» **GIVEN EXERCISE**
Copy verbatim everything from the line containing "- label-dasar: MERISTEM" down to the line containing "- list-number: 2.: [126, 734, 137, 750]", including both of those lines.

Spatial annotation entries:
>> START

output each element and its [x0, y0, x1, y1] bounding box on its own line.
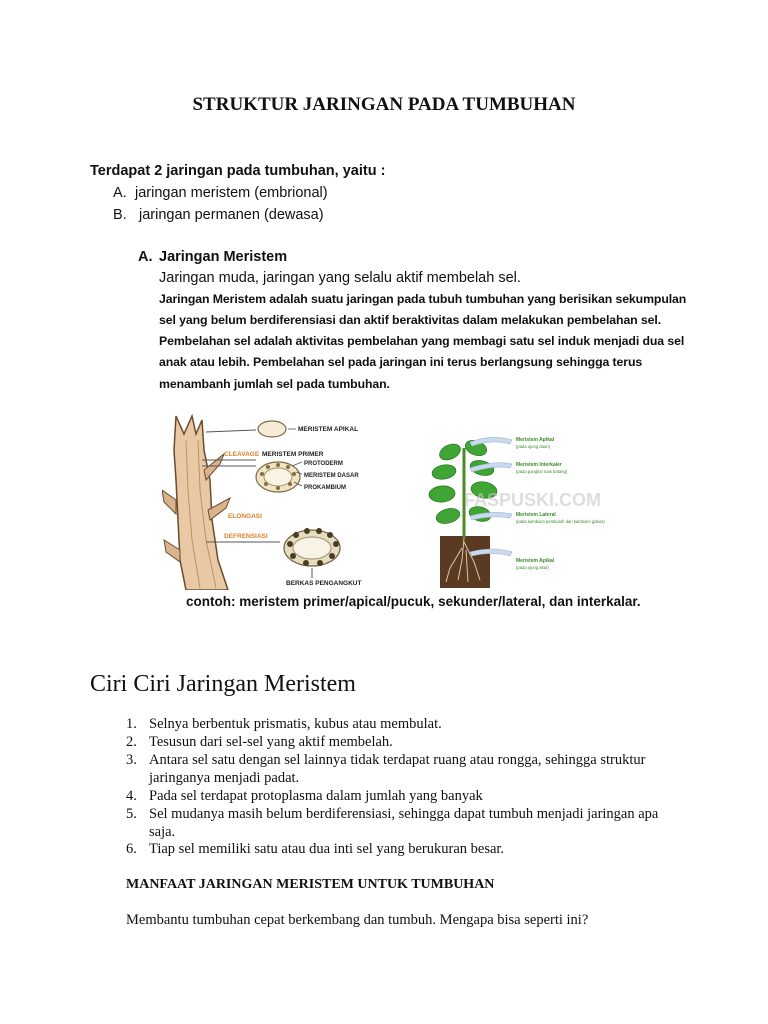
- label-dasar: MERISTEM DASAR: [304, 473, 359, 479]
- list-number: 6.: [126, 841, 137, 857]
- manfaat-text: Membantu tumbuhan cepat berkembang dan tumbuh. Mengapa bisa seperti ini?: [126, 912, 589, 928]
- list-item-text: jaringan permanen (dewasa): [139, 207, 324, 223]
- plant-meristem-diagram: [404, 430, 648, 588]
- label-meristem: Meristem Lateral: [516, 512, 556, 518]
- label-protoderm: PROTODERM: [304, 461, 343, 467]
- page-title: STRUKTUR JARINGAN PADA TUMBUHAN: [192, 94, 576, 115]
- label-meristem-sub: (pada pangkal ruas batang): [516, 469, 568, 474]
- list-number: 2.: [126, 734, 137, 750]
- paragraph-line: Pembelahan sel adalah aktivitas pembelahan yang membagi satu sel induk menjadi dua sel: [159, 334, 685, 348]
- label-apical: MERISTEM APIKAL: [298, 426, 359, 433]
- list-item-text: Tesusun dari sel-sel yang aktif membelah.: [149, 734, 393, 750]
- vascular-disk-inner: [293, 537, 331, 559]
- section-line: Jaringan muda, jaringan yang selalu aktif membelah sel.: [159, 270, 521, 286]
- list-item-text: Pada sel terdapat protoplasma dalam jumlah yang banyak: [149, 788, 483, 804]
- paragraph-line: anak atau lebih. Pembelahan sel pada jaringan ini terus berlangsung sehingga terus: [159, 355, 643, 369]
- label-primer: MERISTEM PRIMER: [262, 451, 324, 458]
- section-heading-text: Jaringan Meristem: [159, 249, 288, 265]
- section-heading-ciri: Ciri Ciri Jaringan Meristem: [90, 671, 356, 697]
- intro-text: Terdapat 2 jaringan pada tumbuhan, yaitu :: [90, 163, 386, 179]
- paragraph-line: sel yang belum berdiferensiasi dan aktif beraktivitas dalam melakukan pembelahan sel.: [159, 313, 662, 327]
- label-meristem-sub: (pada ujung akar): [516, 565, 549, 570]
- meristem-stem-diagram: [162, 410, 380, 590]
- section-heading: [138, 249, 287, 265]
- primary-meristem-inner: [264, 468, 292, 486]
- list-item: [126, 752, 686, 787]
- paragraph-line: menambanh jumlah sel pada tumbuhan.: [159, 377, 390, 391]
- label-elongasi: ELONGASI: [228, 513, 262, 520]
- label-meristem: Meristem Apikal: [516, 437, 555, 443]
- list-item-b: [113, 207, 324, 223]
- label-meristem: Meristem Apikal: [516, 558, 555, 564]
- list-item-text: Antara sel satu dengan sel lainnya tidak terdapat ruang atau rongga, sehingga struktur jaringanya menjadi padat.: [149, 752, 646, 786]
- label-cleavage: CLEAVAGE: [224, 451, 260, 458]
- figure-caption: contoh: meristem primer/apical/pucuk, sekunder/lateral, dan interkalar.: [186, 594, 641, 609]
- list-marker: B.: [113, 207, 127, 223]
- paragraph-line: Jaringan Meristem adalah suatu jaringan pada tubuh tumbuhan yang berisikan sekumpulan: [159, 292, 687, 306]
- list-number: 1.: [126, 716, 137, 732]
- list-item-text: Sel mudanya masih belum berdiferensiasi, sehingga dapat tumbuh menjadi jaringan apa saja.: [149, 806, 659, 840]
- label-defrensiasi: DEFRENSIASI: [224, 533, 268, 540]
- label-prokambium: PROKAMBIUM: [304, 485, 346, 491]
- list-item-text: jaringan meristem (embrional): [135, 185, 328, 201]
- watermark: FASPUSKI.COM: [464, 490, 602, 510]
- list-item: [126, 716, 686, 734]
- list-number: 3.: [126, 752, 137, 768]
- list-number: 5.: [126, 806, 137, 822]
- list-item-text: Selnya berbentuk prismatis, kubus atau membulat.: [149, 716, 442, 732]
- list-item-a: [113, 185, 328, 201]
- list-item: [126, 788, 686, 806]
- label-meristem-sub: (pada ujung daun): [516, 444, 550, 449]
- list-item: [126, 806, 686, 841]
- apical-disk: [258, 421, 286, 437]
- section-marker: A.: [138, 249, 153, 265]
- list-marker: A.: [113, 185, 127, 201]
- list-item-text: Tiap sel memiliki satu atau dua inti sel yang berukuran besar.: [149, 841, 505, 857]
- label-meristem-sub: (pada kambium pembuluh dan kambium gabus): [516, 519, 605, 524]
- manfaat-heading: MANFAAT JARINGAN MERISTEM UNTUK TUMBUHAN: [126, 877, 495, 892]
- label-meristem: Meristem Interkaler: [516, 462, 562, 468]
- list-item: [126, 734, 686, 752]
- label-berkas: BERKAS PENGANGKUT: [286, 580, 362, 587]
- list-number: 4.: [126, 788, 137, 804]
- list-item: [126, 841, 686, 859]
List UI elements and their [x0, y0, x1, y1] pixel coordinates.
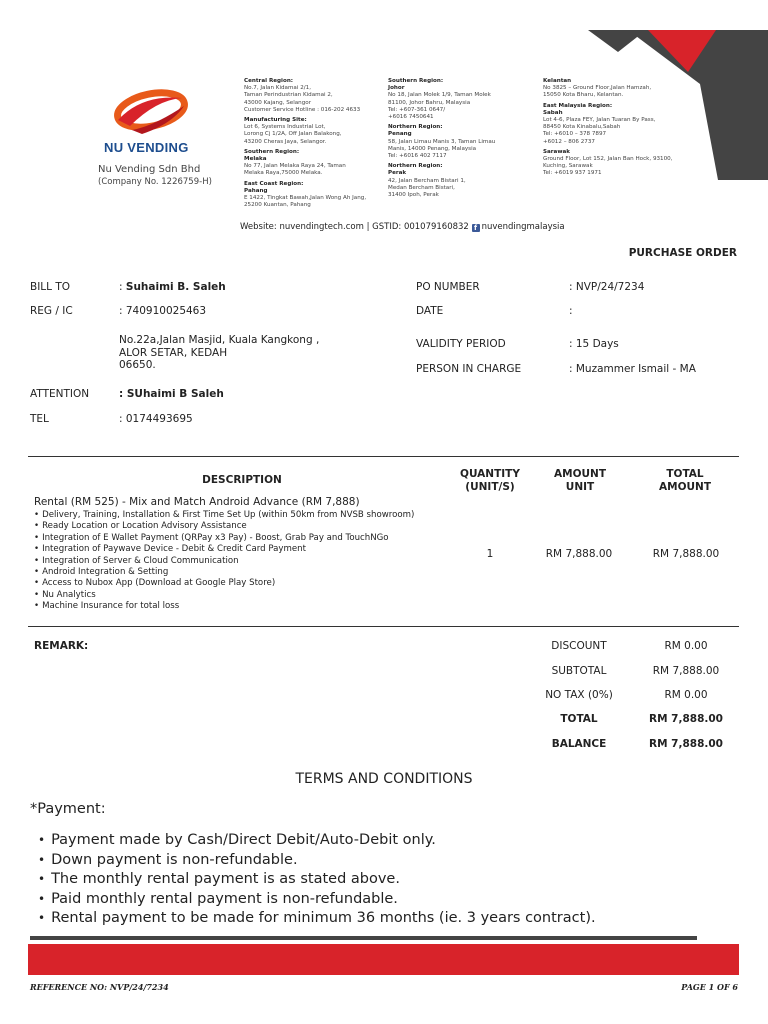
- header-amount-unit: [536, 468, 624, 493]
- address-line: Ground Floor, Lot 152, Jalan Ban Hock, 93100,: [543, 156, 673, 163]
- list-item: • Integration of Paywave Device - Debit & Credit Card Payment: [34, 544, 414, 555]
- address-line: Tel: +6010 – 378 7897: [543, 131, 607, 138]
- validity-label: VALIDITY PERIOD: [416, 338, 506, 350]
- address-block: [244, 78, 394, 114]
- list-item: • Integration of Server & Cloud Communication: [34, 556, 414, 567]
- subtotal-label: SUBTOTAL: [551, 665, 607, 677]
- address-subheading: Johor: [388, 85, 405, 92]
- address-line: Taman Perindustrian Kidamai 2,: [244, 92, 333, 99]
- address-heading: Southern Region:: [244, 148, 300, 155]
- address-line: Manis, 14000 Penang, Malaysia: [388, 145, 477, 152]
- po-number-label: PO NUMBER: [416, 281, 480, 293]
- reg-label: REG / IC: [30, 305, 73, 317]
- reg-value: : 740910025463: [119, 305, 207, 317]
- address-line: E 1422, Tingkat Bawah,Jalan Wong Ah Jang,: [244, 195, 367, 202]
- billing-address: [119, 334, 319, 372]
- header-total-amount: [640, 468, 730, 493]
- balance-value: RM 7,888.00: [648, 738, 723, 750]
- corner-decoration: [588, 30, 768, 180]
- list-item: • Integration of E Wallet Payment (QRPay x3 Pay) - Boost, Grab Pay and TouchNGo: [34, 533, 414, 544]
- bill-to-value: : Suhaimi B. Saleh: [119, 281, 226, 293]
- total-label: TOTAL: [560, 713, 598, 725]
- header-quantity: [444, 468, 536, 493]
- item-quantity: 1: [486, 548, 494, 560]
- address-block: [388, 163, 538, 199]
- tel-label: TEL: [30, 413, 49, 425]
- discount-label: DISCOUNT: [551, 640, 607, 652]
- address-line: +6016 7450641: [388, 114, 434, 121]
- address-line: Tel: +6016 402 7117: [388, 153, 447, 160]
- address-heading: East Coast Region:: [244, 180, 304, 187]
- website-line: [240, 222, 565, 232]
- tel-value: : 0174493695: [119, 413, 193, 425]
- tax-value: RM 0.00: [664, 689, 708, 701]
- address-heading: Southern Region:: [388, 78, 444, 84]
- attention-value: : SUhaimi B Saleh: [119, 388, 224, 400]
- address-line: 06650.: [119, 359, 156, 371]
- list-item: • Ready Location or Location Advisory Assistance: [34, 521, 414, 532]
- address-line: Tel: +6019 937 1971: [543, 170, 602, 177]
- list-item: • Rental payment to be made for minimum 36 months (ie. 3 years contract).: [38, 909, 596, 929]
- header-total-line2: AMOUNT: [659, 480, 711, 493]
- address-heading: Sarawak: [543, 148, 570, 155]
- address-block: [388, 124, 538, 160]
- item-feature-list: [34, 510, 414, 613]
- tax-label: NO TAX (0%): [545, 689, 613, 701]
- address-column-2: [388, 78, 538, 199]
- table-top-rule: [28, 456, 739, 457]
- footer-red-bar: [28, 944, 739, 975]
- total-value: RM 7,888.00: [648, 713, 723, 725]
- bill-to-name: Suhaimi B. Saleh: [125, 281, 226, 293]
- address-subheading: Melaka: [244, 156, 267, 163]
- address-line: Medan Bercham Bistari,: [388, 184, 455, 191]
- subtotal-value: RM 7,888.00: [652, 665, 720, 677]
- address-line: 15050 Kota Bharu, Kelantan.: [543, 92, 624, 99]
- date-label: DATE: [416, 305, 444, 317]
- header-description: DESCRIPTION: [202, 474, 282, 486]
- discount-value: RM 0.00: [664, 640, 708, 652]
- list-item: • Nu Analytics: [34, 590, 414, 601]
- payment-terms-list: [38, 831, 596, 929]
- address-line: +6012 – 806 2737: [543, 138, 595, 145]
- payment-heading: *Payment:: [30, 801, 106, 817]
- document-title: PURCHASE ORDER: [628, 247, 737, 259]
- address-heading: Central Region:: [244, 78, 294, 84]
- website-gst-text: Website: nuvendingtech.com | GSTID: 001079160832: [240, 222, 469, 232]
- header-amount-line1: AMOUNT: [554, 468, 606, 480]
- company-name: Nu Vending Sdn Bhd: [98, 164, 201, 175]
- person-in-charge-label: PERSON IN CHARGE: [416, 363, 522, 375]
- bill-to-label: BILL TO: [30, 281, 71, 293]
- list-item: • Delivery, Training, Installation & First Time Set Up (within 50km from NVSB showroom): [34, 510, 414, 521]
- address-heading: Kelantan: [543, 78, 572, 84]
- header-quantity-line2: (UNIT/S): [465, 480, 515, 493]
- address-heading: East Malaysia Region:: [543, 102, 613, 109]
- letterhead: [0, 0, 768, 240]
- attention-label: ATTENTION: [30, 388, 90, 400]
- address-line: No 3825 – Ground Floor,Jalan Hamzah,: [543, 85, 652, 92]
- page-number: PAGE 1 OF 6: [681, 982, 738, 992]
- address-heading: Northern Region:: [388, 124, 443, 131]
- address-subheading: Pahang: [244, 187, 268, 194]
- address-subheading: Perak: [388, 170, 407, 177]
- address-line: Customer Service Hotline : 016-202 4633: [244, 106, 361, 113]
- balance-label: BALANCE: [551, 738, 607, 750]
- header-amount-line2: UNIT: [565, 480, 595, 493]
- address-line: 25200 Kuantan, Pahang: [244, 202, 311, 209]
- person-in-charge-value: : Muzammer Ismail - MA: [569, 363, 696, 375]
- item-unit-amount: RM 7,888.00: [545, 548, 613, 560]
- address-line: Lot 4-6, Plaza FEY, Jalan Tuaran By Pass,: [543, 117, 656, 124]
- facebook-handle[interactable]: nuvendingmalaysia: [481, 222, 565, 232]
- facebook-icon: f: [472, 224, 480, 232]
- address-line: Lorong Cj 1/2A, Off Jalan Balakong,: [244, 131, 342, 138]
- date-value: :: [569, 305, 573, 317]
- address-line: Lot 6, Systems Industrial Lot,: [244, 124, 326, 131]
- address-block: [244, 117, 394, 146]
- list-item: • Machine Insurance for total loss: [34, 601, 414, 612]
- reference-number: REFERENCE NO: NVP/24/7234: [30, 982, 169, 992]
- address-block: [244, 149, 394, 178]
- list-item: • Paid monthly rental payment is non-refundable.: [38, 890, 596, 910]
- remark-label: REMARK:: [34, 640, 89, 652]
- address-block: [244, 181, 394, 210]
- list-item: • The monthly rental payment is as stated above.: [38, 870, 596, 890]
- address-line: 42, Jalan Bercham Bistari 1,: [388, 177, 466, 184]
- address-line: 88450 Kota Kinabalu,Sabah: [543, 124, 621, 131]
- terms-title: TERMS AND CONDITIONS: [295, 771, 473, 787]
- address-line: 43000 Kajang, Selangor: [244, 99, 311, 106]
- table-bottom-rule: [28, 626, 739, 627]
- address-line: Tel: +607-361 0647/: [388, 106, 446, 113]
- item-title: Rental (RM 525) - Mix and Match Android Advance (RM 7,888): [34, 496, 360, 508]
- nu-vending-logo-icon: [112, 86, 190, 140]
- address-heading: Manufacturing Site:: [244, 117, 307, 124]
- address-line: 58, Jalan Limau Manis 3, Taman Limau: [388, 138, 496, 145]
- list-item: • Access to Nubox App (Download at Google Play Store): [34, 578, 414, 589]
- address-line: Melaka Raya,75000 Melaka.: [244, 170, 323, 177]
- address-line: No.7, Jalan Kidamai 2/1,: [244, 85, 311, 92]
- item-total-amount: RM 7,888.00: [652, 548, 720, 560]
- header-quantity-line1: QUANTITY: [460, 468, 520, 480]
- logo-text: NU VENDING: [104, 140, 189, 155]
- address-subheading: Penang: [388, 131, 412, 138]
- po-number-value: : NVP/24/7234: [569, 281, 645, 293]
- address-block: [388, 78, 538, 121]
- address-line: No 77, Jalan Melaka Raya 24, Taman: [244, 163, 346, 170]
- address-subheading: Sabah: [543, 109, 563, 116]
- address-line: 81100, Johor Bahru, Malaysia: [388, 99, 471, 106]
- footer-dark-bar: [30, 936, 697, 940]
- company-number: (Company No. 1226759-H): [98, 177, 212, 187]
- address-heading: Northern Region:: [388, 163, 443, 170]
- address-line: No 18, Jalan Molek 1/9, Taman Molek: [388, 92, 491, 99]
- header-total-line1: TOTAL: [666, 468, 704, 480]
- address-line: Kuching, Sarawak: [543, 163, 593, 170]
- address-line: 31400 Ipoh, Perak: [388, 192, 439, 199]
- address-line: 43200 Cheras Jaya, Selangor.: [244, 138, 327, 145]
- list-item: • Down payment is non-refundable.: [38, 851, 596, 871]
- validity-value: : 15 Days: [569, 338, 619, 350]
- address-line: No.22a,Jalan Masjid, Kuala Kangkong ,: [119, 334, 320, 346]
- list-item: • Payment made by Cash/Direct Debit/Auto-Debit only.: [38, 831, 596, 851]
- list-item: • Android Integration & Setting: [34, 567, 414, 578]
- address-column-1: [244, 78, 394, 209]
- address-line: ALOR SETAR, KEDAH: [119, 346, 228, 359]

>> END

» **FINISHED TASK**
- label-dasar: MERISTEM DASAR: [304, 473, 359, 479]
- list-number: 6.: [126, 841, 137, 857]
- manfaat-text: Membantu tumbuhan cepat berkembang dan tumbuh. Mengapa bisa seperti ini?: [126, 912, 589, 928]
- list-item-text: jaringan permanen (dewasa): [139, 207, 324, 223]
- plant-meristem-diagram: [404, 430, 648, 588]
- label-meristem: Meristem Lateral: [516, 512, 556, 518]
- label-protoderm: PROTODERM: [304, 461, 343, 467]
- page-title: STRUKTUR JARINGAN PADA TUMBUHAN: [192, 94, 576, 115]
- label-meristem-sub: (pada pangkal ruas batang): [516, 469, 568, 474]
- list-number: 2.: [126, 734, 137, 750]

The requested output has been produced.